Lines containing the word "title" are to be counted; state their number and nothing further.
───── Dataset rows
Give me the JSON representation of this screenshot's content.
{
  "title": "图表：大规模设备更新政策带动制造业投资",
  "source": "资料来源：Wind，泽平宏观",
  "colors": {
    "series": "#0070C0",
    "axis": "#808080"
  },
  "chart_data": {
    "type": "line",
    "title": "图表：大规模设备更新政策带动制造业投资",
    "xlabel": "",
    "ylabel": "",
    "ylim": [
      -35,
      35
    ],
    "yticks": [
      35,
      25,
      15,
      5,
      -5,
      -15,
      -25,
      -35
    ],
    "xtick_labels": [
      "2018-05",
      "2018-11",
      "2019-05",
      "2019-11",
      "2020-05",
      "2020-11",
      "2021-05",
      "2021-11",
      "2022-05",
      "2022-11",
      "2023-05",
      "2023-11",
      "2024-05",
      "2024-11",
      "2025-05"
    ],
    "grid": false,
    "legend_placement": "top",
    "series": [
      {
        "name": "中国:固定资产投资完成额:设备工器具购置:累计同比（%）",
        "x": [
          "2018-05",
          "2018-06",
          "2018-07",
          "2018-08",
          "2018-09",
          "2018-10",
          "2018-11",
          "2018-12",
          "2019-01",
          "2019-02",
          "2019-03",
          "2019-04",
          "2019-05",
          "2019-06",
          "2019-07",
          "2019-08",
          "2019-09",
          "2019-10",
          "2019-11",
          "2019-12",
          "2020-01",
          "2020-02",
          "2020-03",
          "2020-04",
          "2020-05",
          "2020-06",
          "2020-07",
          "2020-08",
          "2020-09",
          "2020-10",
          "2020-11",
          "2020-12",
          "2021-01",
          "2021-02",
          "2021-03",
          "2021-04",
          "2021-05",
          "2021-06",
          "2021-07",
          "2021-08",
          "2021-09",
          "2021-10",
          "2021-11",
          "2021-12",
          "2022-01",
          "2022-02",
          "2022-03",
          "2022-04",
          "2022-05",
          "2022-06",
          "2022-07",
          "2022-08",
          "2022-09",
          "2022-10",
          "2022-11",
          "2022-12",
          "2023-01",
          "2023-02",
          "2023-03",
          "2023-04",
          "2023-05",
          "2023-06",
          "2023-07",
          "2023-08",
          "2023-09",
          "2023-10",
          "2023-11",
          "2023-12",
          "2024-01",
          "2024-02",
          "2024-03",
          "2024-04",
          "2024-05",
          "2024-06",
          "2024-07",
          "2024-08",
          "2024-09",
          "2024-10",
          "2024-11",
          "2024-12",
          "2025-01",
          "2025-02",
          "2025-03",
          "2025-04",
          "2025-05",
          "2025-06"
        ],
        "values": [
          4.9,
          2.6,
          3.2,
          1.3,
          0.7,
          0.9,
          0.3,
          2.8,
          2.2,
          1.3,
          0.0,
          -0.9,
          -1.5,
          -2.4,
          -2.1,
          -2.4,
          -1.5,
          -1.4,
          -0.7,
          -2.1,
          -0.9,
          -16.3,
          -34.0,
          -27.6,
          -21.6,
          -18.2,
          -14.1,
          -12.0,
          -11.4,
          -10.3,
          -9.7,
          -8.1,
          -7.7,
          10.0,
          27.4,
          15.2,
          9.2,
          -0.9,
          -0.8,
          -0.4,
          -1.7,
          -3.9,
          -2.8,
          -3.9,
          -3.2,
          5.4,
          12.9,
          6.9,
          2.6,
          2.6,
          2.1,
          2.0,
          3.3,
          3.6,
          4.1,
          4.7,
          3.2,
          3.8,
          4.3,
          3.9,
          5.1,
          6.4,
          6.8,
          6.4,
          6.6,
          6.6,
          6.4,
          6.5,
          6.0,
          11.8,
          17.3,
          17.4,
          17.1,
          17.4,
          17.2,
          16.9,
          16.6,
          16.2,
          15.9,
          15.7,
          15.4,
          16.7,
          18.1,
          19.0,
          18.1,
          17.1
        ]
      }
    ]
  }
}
──────────
* [The answer]:
2